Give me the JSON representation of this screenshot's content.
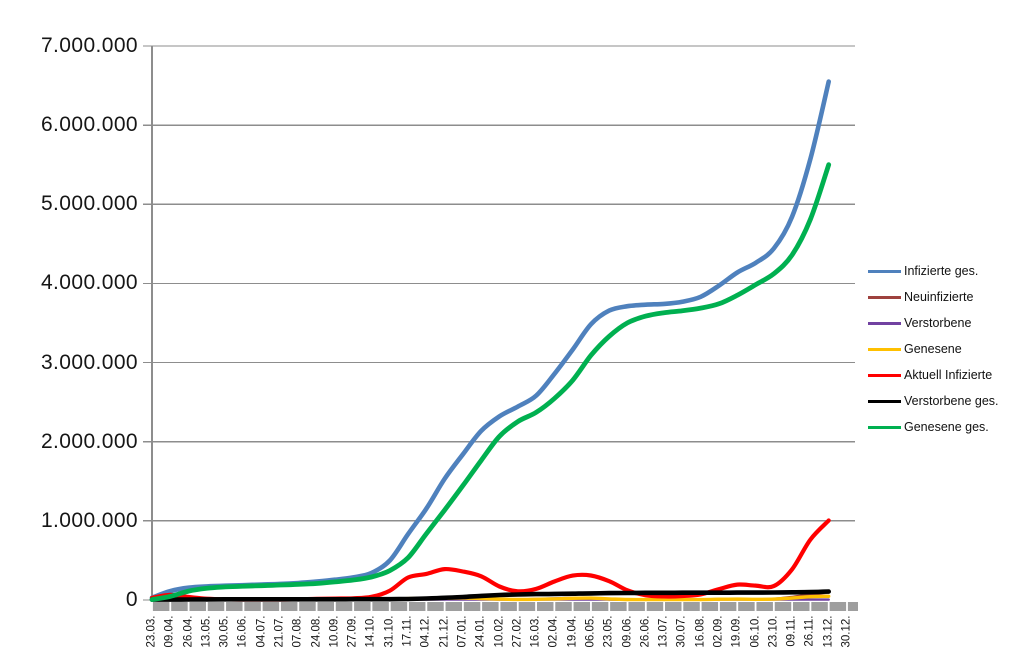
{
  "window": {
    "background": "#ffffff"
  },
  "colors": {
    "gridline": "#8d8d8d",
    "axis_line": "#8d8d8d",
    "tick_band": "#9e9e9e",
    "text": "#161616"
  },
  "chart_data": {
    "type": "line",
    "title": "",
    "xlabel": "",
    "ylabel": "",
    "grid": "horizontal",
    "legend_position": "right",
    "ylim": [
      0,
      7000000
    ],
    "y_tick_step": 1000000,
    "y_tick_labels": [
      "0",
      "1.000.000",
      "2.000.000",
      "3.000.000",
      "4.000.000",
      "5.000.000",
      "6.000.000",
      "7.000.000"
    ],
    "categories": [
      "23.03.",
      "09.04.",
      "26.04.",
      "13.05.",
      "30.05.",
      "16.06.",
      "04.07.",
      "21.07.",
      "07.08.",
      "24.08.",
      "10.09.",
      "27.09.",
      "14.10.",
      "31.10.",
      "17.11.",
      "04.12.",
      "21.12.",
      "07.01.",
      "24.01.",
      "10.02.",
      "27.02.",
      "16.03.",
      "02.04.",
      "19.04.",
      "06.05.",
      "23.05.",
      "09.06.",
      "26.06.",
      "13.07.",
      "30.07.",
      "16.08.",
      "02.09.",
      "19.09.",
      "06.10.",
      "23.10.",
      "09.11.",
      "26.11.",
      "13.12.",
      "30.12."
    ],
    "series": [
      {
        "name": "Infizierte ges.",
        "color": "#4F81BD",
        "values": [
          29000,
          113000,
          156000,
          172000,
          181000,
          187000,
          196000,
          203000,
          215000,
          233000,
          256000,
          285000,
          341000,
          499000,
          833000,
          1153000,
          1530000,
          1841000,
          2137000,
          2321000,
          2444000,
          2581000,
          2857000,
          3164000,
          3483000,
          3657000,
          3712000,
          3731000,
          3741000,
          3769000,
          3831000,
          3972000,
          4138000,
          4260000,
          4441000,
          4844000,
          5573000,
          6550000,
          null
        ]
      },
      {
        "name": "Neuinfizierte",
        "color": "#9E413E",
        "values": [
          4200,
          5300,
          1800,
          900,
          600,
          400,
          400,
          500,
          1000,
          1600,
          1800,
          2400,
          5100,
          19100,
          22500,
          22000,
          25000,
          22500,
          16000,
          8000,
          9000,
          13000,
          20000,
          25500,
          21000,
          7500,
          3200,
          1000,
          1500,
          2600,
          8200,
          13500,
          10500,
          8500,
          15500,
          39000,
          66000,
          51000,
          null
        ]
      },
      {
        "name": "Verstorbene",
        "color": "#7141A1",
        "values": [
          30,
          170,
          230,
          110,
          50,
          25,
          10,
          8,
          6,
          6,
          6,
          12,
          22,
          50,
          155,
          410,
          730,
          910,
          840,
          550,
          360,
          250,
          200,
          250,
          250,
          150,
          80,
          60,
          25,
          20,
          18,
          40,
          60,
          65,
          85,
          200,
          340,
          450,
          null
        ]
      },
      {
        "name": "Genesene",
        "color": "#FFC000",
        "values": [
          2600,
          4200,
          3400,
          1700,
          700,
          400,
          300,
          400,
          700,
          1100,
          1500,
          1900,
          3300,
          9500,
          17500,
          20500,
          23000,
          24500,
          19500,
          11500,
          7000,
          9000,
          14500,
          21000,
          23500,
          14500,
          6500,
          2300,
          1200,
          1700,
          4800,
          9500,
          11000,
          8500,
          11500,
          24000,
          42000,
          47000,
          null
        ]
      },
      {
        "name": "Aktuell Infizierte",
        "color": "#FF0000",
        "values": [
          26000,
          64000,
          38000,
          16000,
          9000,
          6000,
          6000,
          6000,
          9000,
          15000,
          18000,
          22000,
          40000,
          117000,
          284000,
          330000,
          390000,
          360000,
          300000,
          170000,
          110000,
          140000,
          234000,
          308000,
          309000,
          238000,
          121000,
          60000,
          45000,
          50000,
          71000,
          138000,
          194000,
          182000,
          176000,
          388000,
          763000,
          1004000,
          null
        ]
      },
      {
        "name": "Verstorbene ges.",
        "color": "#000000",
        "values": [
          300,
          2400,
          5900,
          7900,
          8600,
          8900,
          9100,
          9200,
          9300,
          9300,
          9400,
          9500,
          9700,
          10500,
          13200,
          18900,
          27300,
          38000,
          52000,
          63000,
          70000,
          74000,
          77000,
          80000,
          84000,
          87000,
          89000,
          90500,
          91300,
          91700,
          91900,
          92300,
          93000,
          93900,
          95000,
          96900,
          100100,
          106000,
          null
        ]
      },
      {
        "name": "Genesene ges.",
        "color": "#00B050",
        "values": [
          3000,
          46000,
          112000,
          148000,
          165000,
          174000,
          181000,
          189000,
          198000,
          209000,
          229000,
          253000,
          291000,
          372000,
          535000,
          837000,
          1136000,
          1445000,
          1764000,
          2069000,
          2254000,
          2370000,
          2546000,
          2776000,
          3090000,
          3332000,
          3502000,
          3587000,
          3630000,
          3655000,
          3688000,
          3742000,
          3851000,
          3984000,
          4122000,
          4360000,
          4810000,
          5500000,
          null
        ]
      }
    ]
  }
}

......

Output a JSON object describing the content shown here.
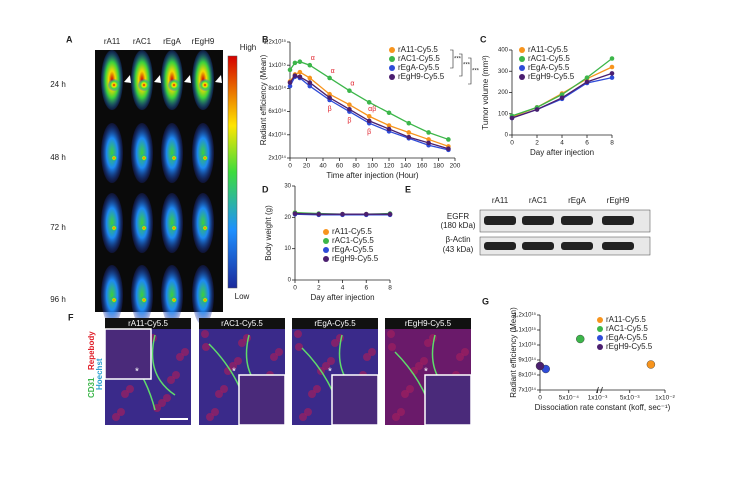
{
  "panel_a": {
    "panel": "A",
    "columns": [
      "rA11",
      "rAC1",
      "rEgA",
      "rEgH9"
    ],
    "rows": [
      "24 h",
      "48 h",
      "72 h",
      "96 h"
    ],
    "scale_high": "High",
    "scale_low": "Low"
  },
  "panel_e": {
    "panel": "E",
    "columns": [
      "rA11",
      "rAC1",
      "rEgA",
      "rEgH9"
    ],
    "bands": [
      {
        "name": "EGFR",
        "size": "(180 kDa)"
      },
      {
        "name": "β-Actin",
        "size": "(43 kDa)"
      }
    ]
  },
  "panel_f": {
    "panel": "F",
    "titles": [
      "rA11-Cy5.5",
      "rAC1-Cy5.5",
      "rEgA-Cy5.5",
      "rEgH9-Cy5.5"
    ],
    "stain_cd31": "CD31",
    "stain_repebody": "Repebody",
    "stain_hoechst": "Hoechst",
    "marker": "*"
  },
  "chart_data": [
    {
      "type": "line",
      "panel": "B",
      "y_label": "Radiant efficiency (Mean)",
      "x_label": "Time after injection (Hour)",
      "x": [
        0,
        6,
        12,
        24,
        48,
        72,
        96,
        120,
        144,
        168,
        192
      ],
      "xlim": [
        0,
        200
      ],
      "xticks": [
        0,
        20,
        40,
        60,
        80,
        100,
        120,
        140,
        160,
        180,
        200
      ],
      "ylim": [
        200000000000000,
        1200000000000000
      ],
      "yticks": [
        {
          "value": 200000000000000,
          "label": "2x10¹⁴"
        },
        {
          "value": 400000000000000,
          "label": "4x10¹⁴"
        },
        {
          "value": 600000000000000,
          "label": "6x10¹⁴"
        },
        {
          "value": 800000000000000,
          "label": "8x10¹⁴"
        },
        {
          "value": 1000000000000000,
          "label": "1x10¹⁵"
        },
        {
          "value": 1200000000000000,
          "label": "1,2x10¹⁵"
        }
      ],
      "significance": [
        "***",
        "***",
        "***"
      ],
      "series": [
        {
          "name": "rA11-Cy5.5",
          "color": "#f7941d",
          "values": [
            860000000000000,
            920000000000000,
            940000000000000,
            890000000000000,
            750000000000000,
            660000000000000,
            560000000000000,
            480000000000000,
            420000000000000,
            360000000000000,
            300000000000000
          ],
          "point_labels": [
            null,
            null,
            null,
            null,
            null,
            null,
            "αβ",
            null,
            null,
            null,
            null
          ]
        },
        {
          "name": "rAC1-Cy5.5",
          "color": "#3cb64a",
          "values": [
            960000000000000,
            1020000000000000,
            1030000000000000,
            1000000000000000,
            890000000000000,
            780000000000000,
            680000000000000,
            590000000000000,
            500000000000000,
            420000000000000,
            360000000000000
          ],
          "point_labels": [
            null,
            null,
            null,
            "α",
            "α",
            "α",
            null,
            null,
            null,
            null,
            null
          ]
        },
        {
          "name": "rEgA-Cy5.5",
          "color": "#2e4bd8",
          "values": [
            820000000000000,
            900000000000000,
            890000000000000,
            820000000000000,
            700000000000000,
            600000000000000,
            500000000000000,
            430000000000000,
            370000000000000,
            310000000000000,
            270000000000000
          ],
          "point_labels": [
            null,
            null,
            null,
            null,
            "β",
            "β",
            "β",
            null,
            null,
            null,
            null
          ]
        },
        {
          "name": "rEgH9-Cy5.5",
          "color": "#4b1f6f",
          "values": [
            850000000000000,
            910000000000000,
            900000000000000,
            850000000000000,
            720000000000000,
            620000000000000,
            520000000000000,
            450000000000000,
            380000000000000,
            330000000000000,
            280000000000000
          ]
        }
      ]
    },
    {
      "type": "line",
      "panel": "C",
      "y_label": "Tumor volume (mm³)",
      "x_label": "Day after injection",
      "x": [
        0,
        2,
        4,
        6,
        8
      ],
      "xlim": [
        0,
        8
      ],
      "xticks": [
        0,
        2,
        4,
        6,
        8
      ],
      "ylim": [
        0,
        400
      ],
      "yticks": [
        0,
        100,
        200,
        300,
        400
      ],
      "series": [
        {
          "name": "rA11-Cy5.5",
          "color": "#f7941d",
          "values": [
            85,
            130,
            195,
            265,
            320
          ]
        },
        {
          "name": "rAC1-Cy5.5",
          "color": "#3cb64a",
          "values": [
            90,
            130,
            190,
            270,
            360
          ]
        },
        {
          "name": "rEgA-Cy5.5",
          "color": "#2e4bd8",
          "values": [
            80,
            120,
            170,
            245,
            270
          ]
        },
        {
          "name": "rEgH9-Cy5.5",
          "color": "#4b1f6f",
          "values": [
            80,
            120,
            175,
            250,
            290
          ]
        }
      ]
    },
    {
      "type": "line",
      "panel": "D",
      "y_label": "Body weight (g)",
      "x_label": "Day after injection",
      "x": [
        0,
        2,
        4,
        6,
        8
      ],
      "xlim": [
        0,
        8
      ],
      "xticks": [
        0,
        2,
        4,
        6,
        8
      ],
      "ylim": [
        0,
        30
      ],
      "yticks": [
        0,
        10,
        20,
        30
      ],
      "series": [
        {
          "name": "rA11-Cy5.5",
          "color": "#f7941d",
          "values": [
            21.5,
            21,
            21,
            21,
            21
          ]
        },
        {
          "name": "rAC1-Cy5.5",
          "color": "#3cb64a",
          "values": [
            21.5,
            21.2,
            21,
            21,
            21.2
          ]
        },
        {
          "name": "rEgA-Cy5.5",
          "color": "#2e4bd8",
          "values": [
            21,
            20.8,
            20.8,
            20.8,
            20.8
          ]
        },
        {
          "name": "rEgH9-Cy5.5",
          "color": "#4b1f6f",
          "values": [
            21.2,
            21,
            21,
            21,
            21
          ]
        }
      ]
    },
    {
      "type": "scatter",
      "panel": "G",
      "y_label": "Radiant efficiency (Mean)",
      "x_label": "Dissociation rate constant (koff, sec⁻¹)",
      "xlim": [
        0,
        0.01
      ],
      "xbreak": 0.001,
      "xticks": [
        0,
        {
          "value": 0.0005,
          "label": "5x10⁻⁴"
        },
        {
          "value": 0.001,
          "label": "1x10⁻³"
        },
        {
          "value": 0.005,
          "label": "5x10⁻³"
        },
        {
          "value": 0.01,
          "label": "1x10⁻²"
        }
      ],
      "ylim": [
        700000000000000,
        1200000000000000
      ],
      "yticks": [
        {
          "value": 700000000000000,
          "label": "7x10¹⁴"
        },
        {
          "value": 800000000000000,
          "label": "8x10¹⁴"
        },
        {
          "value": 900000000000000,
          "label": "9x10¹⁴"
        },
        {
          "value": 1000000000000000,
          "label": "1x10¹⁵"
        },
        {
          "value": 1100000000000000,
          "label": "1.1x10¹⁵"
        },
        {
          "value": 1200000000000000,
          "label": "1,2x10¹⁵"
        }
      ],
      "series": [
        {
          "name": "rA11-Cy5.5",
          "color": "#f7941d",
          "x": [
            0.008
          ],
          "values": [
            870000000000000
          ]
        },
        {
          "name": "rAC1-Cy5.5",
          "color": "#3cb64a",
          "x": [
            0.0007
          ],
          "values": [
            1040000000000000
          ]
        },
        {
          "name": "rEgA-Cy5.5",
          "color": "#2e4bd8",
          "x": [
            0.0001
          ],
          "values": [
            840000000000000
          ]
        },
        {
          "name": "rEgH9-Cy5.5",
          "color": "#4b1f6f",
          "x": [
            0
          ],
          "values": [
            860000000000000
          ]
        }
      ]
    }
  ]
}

......

What the task asks = Look over the material above and report each line holding "JSON".

Task result =
Give me the JSON representation of this screenshot's content.
Output a JSON object describing the content shown here.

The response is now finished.